_Challenge_:
Your task is to write out exactly the lines from the line containing "Type out the text in this image." through the end of the records, inclusive at both ends.

━━━━━ Supplied records

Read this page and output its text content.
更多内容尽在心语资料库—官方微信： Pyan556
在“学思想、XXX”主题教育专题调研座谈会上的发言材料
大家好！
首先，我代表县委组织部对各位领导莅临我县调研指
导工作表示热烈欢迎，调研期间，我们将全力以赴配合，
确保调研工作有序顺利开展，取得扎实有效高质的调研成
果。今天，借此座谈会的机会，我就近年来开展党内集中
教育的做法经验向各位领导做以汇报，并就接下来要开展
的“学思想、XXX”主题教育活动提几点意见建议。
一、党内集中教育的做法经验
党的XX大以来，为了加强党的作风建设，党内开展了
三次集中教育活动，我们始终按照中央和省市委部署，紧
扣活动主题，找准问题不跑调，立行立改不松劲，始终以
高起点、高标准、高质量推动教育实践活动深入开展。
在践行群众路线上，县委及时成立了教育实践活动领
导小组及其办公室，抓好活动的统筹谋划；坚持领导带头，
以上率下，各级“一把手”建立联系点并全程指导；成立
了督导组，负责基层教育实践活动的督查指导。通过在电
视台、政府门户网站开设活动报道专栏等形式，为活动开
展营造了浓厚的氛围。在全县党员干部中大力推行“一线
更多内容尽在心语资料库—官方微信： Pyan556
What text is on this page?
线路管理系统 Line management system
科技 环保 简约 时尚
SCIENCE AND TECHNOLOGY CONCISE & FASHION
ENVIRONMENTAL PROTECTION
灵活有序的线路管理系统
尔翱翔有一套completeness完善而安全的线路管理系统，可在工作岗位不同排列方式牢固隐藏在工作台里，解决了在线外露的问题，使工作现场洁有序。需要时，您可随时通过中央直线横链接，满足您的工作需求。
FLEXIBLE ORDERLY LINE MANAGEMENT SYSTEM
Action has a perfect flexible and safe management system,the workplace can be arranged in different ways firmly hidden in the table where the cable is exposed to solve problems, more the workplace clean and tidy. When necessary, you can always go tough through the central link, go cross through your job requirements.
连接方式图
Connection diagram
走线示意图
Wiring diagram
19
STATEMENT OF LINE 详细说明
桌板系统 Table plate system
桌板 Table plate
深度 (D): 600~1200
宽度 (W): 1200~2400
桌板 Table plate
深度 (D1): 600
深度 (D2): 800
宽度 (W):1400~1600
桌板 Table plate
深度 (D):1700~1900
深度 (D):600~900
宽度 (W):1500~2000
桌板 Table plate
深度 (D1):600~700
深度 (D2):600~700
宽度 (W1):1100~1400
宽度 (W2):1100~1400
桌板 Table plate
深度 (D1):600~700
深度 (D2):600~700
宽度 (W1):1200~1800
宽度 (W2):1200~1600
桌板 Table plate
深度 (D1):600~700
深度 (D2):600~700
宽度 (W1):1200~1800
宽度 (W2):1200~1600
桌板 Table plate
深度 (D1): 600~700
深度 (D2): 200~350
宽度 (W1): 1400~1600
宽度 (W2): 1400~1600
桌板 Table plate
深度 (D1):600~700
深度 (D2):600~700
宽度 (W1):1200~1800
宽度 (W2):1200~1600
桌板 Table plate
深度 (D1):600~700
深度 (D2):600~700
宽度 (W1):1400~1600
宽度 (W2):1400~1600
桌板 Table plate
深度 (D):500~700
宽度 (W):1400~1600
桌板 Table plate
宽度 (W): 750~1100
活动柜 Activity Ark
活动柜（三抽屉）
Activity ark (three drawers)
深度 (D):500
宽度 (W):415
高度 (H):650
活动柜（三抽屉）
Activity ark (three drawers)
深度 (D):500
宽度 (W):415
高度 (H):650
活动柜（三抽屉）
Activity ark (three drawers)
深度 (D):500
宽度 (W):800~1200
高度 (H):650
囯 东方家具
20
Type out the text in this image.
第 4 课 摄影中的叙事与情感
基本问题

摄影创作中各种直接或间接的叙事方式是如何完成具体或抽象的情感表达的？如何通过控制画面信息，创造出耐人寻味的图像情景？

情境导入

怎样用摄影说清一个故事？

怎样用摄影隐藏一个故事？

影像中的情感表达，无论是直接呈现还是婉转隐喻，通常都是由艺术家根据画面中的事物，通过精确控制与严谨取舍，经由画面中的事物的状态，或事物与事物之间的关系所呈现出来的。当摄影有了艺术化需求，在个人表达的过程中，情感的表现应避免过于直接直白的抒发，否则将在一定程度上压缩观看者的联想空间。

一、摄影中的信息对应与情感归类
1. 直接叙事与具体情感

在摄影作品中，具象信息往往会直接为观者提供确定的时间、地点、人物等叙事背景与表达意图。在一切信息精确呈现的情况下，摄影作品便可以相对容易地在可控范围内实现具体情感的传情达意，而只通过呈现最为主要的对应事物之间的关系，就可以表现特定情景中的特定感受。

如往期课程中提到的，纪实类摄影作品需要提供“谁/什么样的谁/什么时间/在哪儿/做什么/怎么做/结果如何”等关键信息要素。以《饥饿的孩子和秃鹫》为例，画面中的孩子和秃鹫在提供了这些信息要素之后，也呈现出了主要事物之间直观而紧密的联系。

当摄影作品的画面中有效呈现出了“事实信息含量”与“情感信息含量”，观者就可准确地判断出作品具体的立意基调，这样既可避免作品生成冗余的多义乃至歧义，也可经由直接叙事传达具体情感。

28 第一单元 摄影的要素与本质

━━━━━━━━━━

_Response to the task_:
Type out the text in this image.
第 4 课 摄影中的叙事与情感
基本问题

摄影创作中各种直接或间接的叙事方式是如何完成具体或抽象的情感表达的？如何通过控制画面信息，创造出耐人寻味的图像情景？

情境导入

怎样用摄影说清一个故事？

怎样用摄影隐藏一个故事？

影像中的情感表达，无论是直接呈现还是婉转隐喻，通常都是由艺术家根据画面中的事物，通过精确控制与严谨取舍，经由画面中的事物的状态，或事物与事物之间的关系所呈现出来的。当摄影有了艺术化需求，在个人表达的过程中，情感的表现应避免过于直接直白的抒发，否则将在一定程度上压缩观看者的联想空间。

一、摄影中的信息对应与情感归类
1. 直接叙事与具体情感

在摄影作品中，具象信息往往会直接为观者提供确定的时间、地点、人物等叙事背景与表达意图。在一切信息精确呈现的情况下，摄影作品便可以相对容易地在可控范围内实现具体情感的传情达意，而只通过呈现最为主要的对应事物之间的关系，就可以表现特定情景中的特定感受。

如往期课程中提到的，纪实类摄影作品需要提供“谁/什么样的谁/什么时间/在哪儿/做什么/怎么做/结果如何”等关键信息要素。以《饥饿的孩子和秃鹫》为例，画面中的孩子和秃鹫在提供了这些信息要素之后，也呈现出了主要事物之间直观而紧密的联系。

当摄影作品的画面中有效呈现出了“事实信息含量”与“情感信息含量”，观者就可准确地判断出作品具体的立意基调，这样既可避免作品生成冗余的多义乃至歧义，也可经由直接叙事传达具体情感。

28 第一单元 摄影的要素与本质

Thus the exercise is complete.